Rewrite the data as a JSON list of strings, one per line with blank lines omitted, beginning with the line containing "close-window-button[interactable] [621, 299, 634, 312]" and continuing through the line containing "avatar: P [327, 469, 348, 490]".
= = = =
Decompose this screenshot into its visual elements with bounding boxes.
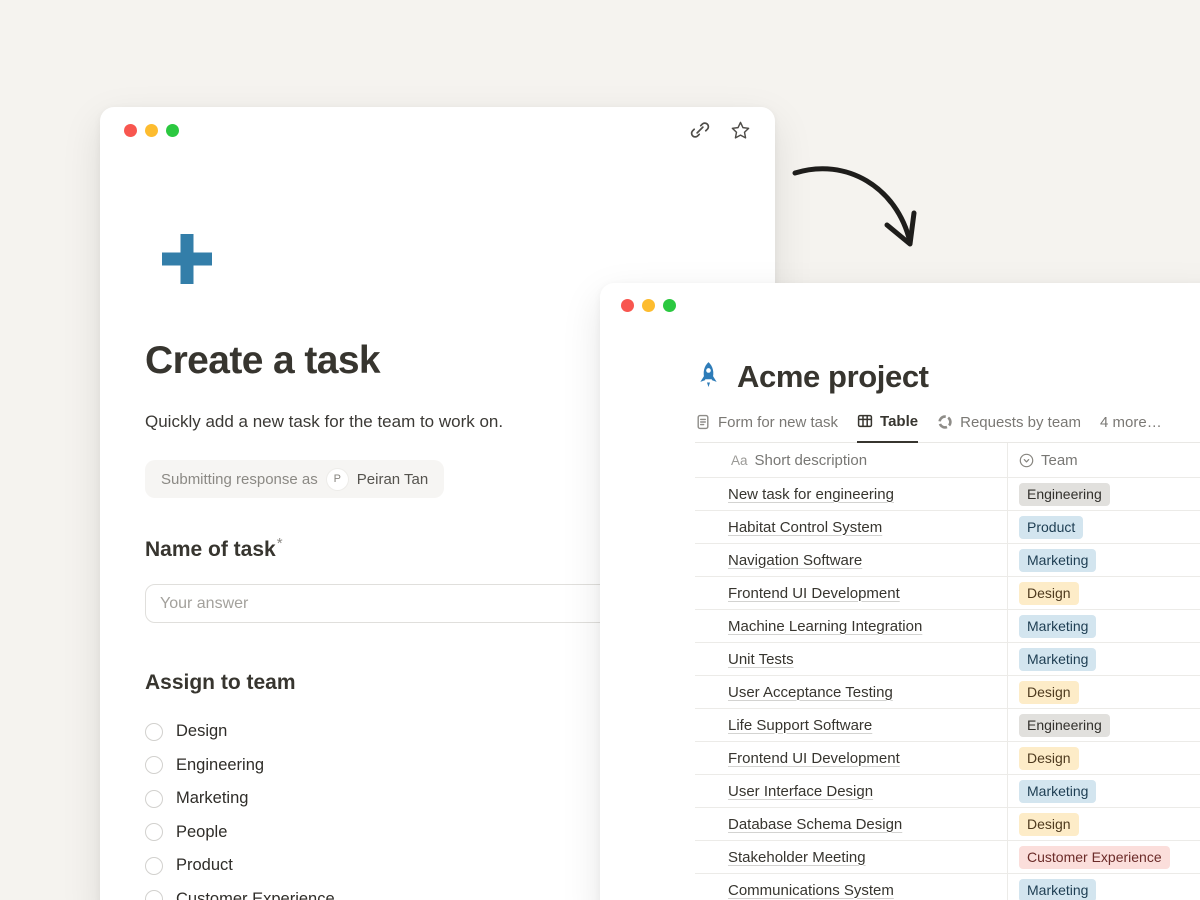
close-window-button[interactable] [621, 299, 634, 312]
column-header-short-description[interactable]: Aa Short description [695, 443, 1007, 477]
team-badge: Product [1019, 516, 1083, 539]
form-icon [695, 414, 711, 430]
task-title: Unit Tests [728, 651, 794, 668]
tab-requests-by-team[interactable]: Requests by team [937, 410, 1081, 443]
table-row[interactable]: Navigation Software Marketing [695, 543, 1200, 576]
task-title: New task for engineering [728, 486, 894, 503]
radio-circle[interactable] [145, 823, 163, 841]
task-title: Frontend UI Development [728, 585, 900, 602]
form-title: Create a task [145, 339, 380, 383]
table-row[interactable]: Stakeholder Meeting Customer Experience [695, 840, 1200, 873]
team-badge: Design [1019, 813, 1079, 836]
database-window: Acme project Form for new task [600, 283, 1200, 900]
view-tabs: Form for new task Table [695, 410, 1200, 443]
table-row[interactable]: User Acceptance Testing Design [695, 675, 1200, 708]
task-title: Machine Learning Integration [728, 618, 922, 635]
traffic-lights [124, 124, 179, 137]
radio-option-customer-experience[interactable]: Customer Experience [145, 883, 335, 900]
table-icon [857, 413, 873, 429]
team-badge: Engineering [1019, 483, 1110, 506]
close-window-button[interactable] [124, 124, 137, 137]
task-title: Life Support Software [728, 717, 872, 734]
form-subtitle: Quickly add a new task for the team to w… [145, 412, 503, 432]
radio-option-engineering[interactable]: Engineering [145, 749, 335, 783]
desktop-canvas: Create a task Quickly add a new task for… [0, 0, 1200, 900]
tab-form-for-new-task[interactable]: Form for new task [695, 410, 838, 443]
tab-table[interactable]: Table [857, 410, 918, 443]
donut-chart-icon [937, 414, 953, 430]
avatar: P [327, 469, 348, 490]
radio-circle[interactable] [145, 790, 163, 808]
table-row[interactable]: Unit Tests Marketing [695, 642, 1200, 675]
column-header-team[interactable]: Team [1007, 443, 1200, 477]
minimize-window-button[interactable] [145, 124, 158, 137]
traffic-lights [621, 299, 676, 312]
table-row[interactable]: Database Schema Design Design [695, 807, 1200, 840]
team-badge: Marketing [1019, 648, 1096, 671]
assign-team-label: Assign to team [145, 671, 296, 695]
team-radio-group: Design Engineering Marketing People Prod… [145, 715, 335, 900]
minimize-window-button[interactable] [642, 299, 655, 312]
radio-circle[interactable] [145, 857, 163, 875]
submitting-as-badge: Submitting response as P Peiran Tan [145, 460, 444, 498]
task-title: Frontend UI Development [728, 750, 900, 767]
form-window-titlebar [100, 107, 775, 153]
task-title: Stakeholder Meeting [728, 849, 866, 866]
select-property-icon [1019, 453, 1034, 468]
zoom-window-button[interactable] [663, 299, 676, 312]
text-property-icon: Aa [731, 453, 748, 468]
radio-circle[interactable] [145, 723, 163, 741]
page-title: Acme project [737, 359, 929, 395]
team-badge: Marketing [1019, 780, 1096, 803]
table-row[interactable]: Frontend UI Development Design [695, 741, 1200, 774]
task-title: Communications System [728, 882, 894, 899]
zoom-window-button[interactable] [166, 124, 179, 137]
table-row[interactable]: Communications System Marketing [695, 873, 1200, 900]
team-badge: Design [1019, 582, 1079, 605]
database-window-titlebar [600, 283, 1200, 327]
database-table: Aa Short description Team New task for e… [695, 443, 1200, 900]
team-badge: Marketing [1019, 615, 1096, 638]
task-name-label: Name of task* [145, 535, 283, 562]
table-row[interactable]: Habitat Control System Product [695, 510, 1200, 543]
task-title: Habitat Control System [728, 519, 882, 536]
table-row[interactable]: New task for engineering Engineering [695, 477, 1200, 510]
table-header-row: Aa Short description Team [695, 443, 1200, 477]
team-badge: Design [1019, 747, 1079, 770]
task-title: Navigation Software [728, 552, 862, 569]
radio-option-people[interactable]: People [145, 816, 335, 850]
task-title: Database Schema Design [728, 816, 902, 833]
radio-option-design[interactable]: Design [145, 715, 335, 749]
task-title: User Interface Design [728, 783, 873, 800]
plus-icon [157, 228, 217, 295]
radio-option-product[interactable]: Product [145, 849, 335, 883]
team-badge: Design [1019, 681, 1079, 704]
submitting-as-label: Submitting response as [161, 471, 318, 488]
table-row[interactable]: Machine Learning Integration Marketing [695, 609, 1200, 642]
table-row[interactable]: Frontend UI Development Design [695, 576, 1200, 609]
task-title: User Acceptance Testing [728, 684, 893, 701]
radio-option-marketing[interactable]: Marketing [145, 782, 335, 816]
curved-arrow [788, 156, 933, 263]
table-row[interactable]: User Interface Design Marketing [695, 774, 1200, 807]
tab-more-views[interactable]: 4 more… [1100, 410, 1162, 443]
team-badge: Engineering [1019, 714, 1110, 737]
submitter-name: Peiran Tan [357, 471, 428, 488]
team-badge: Marketing [1019, 549, 1096, 572]
radio-circle[interactable] [145, 890, 163, 900]
table-row[interactable]: Life Support Software Engineering [695, 708, 1200, 741]
rocket-icon [695, 361, 722, 394]
required-asterisk: * [277, 535, 283, 552]
star-icon[interactable] [730, 120, 751, 141]
team-badge: Marketing [1019, 879, 1096, 900]
team-badge: Customer Experience [1019, 846, 1170, 869]
radio-circle[interactable] [145, 756, 163, 774]
link-icon[interactable] [690, 120, 710, 140]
= = = =
Solution to the problem:
[
  "close-window-button[interactable] [621, 299, 634, 312]",
  "column-header-short-description[interactable]: Aa Short description [695, 443, 1007, 477]",
  "team-badge: Product [1019, 516, 1083, 539]",
  "form-icon [695, 414, 711, 430]",
  "task-title: Unit Tests [728, 651, 794, 668]",
  "tab-requests-by-team[interactable]: Requests by team [937, 410, 1081, 443]",
  "table-row[interactable]: Navigation Software Marketing [695, 543, 1200, 576]",
  "task-title: New task for engineering [728, 486, 894, 503]",
  "radio-circle[interactable] [145, 823, 163, 841]",
  "task-title: Frontend UI Development [728, 585, 900, 602]",
  "form-title: Create a task [145, 339, 380, 383]",
  "table-row[interactable]: Stakeholder Meeting Customer Experience [695, 840, 1200, 873]",
  "team-badge: Design [1019, 813, 1079, 836]",
  "database-window: Acme project Form for new task [600, 283, 1200, 900]",
  "view-tabs: Form for new task Table [695, 410, 1200, 443]",
  "table-row[interactable]: User Acceptance Testing Design [695, 675, 1200, 708]",
  "task-title: Machine Learning Integration [728, 618, 922, 635]",
  "traffic-lights [124, 124, 179, 137]",
  "radio-option-customer-experience[interactable]: Customer Experience [145, 883, 335, 900]",
  "table-icon [857, 413, 873, 429]",
  "team-badge: Engineering [1019, 483, 1110, 506]",
  "close-window-button[interactable] [124, 124, 137, 137]",
  "task-title: Life Support Software [728, 717, 872, 734]",
  "form-subtitle: Quickly add a new task for the team to w… [145, 412, 503, 432]",
  "radio-option-engineering[interactable]: Engineering [145, 749, 335, 783]",
  "desktop-canvas: Create a task Quickly add a new task for… [0, 0, 1200, 900]",
  "tab-form-for-new-task[interactable]: Form for new task [695, 410, 838, 443]",
  "tab-table[interactable]: Table [857, 410, 918, 443]",
  "donut-chart-icon [937, 414, 953, 430]",
  "avatar: P [327, 469, 348, 490]"
]